>> BEGIN
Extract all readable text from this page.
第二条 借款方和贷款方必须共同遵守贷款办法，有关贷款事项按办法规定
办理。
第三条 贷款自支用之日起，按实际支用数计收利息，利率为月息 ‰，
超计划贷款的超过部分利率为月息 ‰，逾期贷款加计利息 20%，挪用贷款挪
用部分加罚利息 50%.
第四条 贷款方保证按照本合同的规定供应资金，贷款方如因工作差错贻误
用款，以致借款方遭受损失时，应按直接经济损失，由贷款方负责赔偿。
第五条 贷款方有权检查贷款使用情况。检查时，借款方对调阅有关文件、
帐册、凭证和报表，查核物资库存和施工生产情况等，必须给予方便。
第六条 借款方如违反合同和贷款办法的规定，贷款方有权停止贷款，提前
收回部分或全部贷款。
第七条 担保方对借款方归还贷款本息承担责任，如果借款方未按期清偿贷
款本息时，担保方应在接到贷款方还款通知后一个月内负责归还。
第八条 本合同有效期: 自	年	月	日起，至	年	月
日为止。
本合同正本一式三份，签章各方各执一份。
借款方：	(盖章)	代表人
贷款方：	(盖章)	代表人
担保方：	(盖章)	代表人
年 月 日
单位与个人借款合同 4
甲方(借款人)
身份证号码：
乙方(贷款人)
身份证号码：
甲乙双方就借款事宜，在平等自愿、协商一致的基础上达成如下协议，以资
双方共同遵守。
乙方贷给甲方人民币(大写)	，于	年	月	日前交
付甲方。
>> END
Short task:
Every entry must be retyped in full, exactly as given.

Solution for this problem:
Extract all readable text from this page.
第二条 借款方和贷款方必须共同遵守贷款办法，有关贷款事项按办法规定
办理。
第三条 贷款自支用之日起，按实际支用数计收利息，利率为月息 ‰，
超计划贷款的超过部分利率为月息 ‰，逾期贷款加计利息 20%，挪用贷款挪
用部分加罚利息 50%.
第四条 贷款方保证按照本合同的规定供应资金，贷款方如因工作差错贻误
用款，以致借款方遭受损失时，应按直接经济损失，由贷款方负责赔偿。
第五条 贷款方有权检查贷款使用情况。检查时，借款方对调阅有关文件、
帐册、凭证和报表，查核物资库存和施工生产情况等，必须给予方便。
第六条 借款方如违反合同和贷款办法的规定，贷款方有权停止贷款，提前
收回部分或全部贷款。
第七条 担保方对借款方归还贷款本息承担责任，如果借款方未按期清偿贷
款本息时，担保方应在接到贷款方还款通知后一个月内负责归还。
第八条 本合同有效期: 自	年	月	日起，至	年	月
日为止。
本合同正本一式三份，签章各方各执一份。
借款方：	(盖章)	代表人
贷款方：	(盖章)	代表人
担保方：	(盖章)	代表人
年 月 日
单位与个人借款合同 4
甲方(借款人)
身份证号码：
乙方(贷款人)
身份证号码：
甲乙双方就借款事宜，在平等自愿、协商一致的基础上达成如下协议，以资
双方共同遵守。
乙方贷给甲方人民币(大写)	，于	年	月	日前交
付甲方。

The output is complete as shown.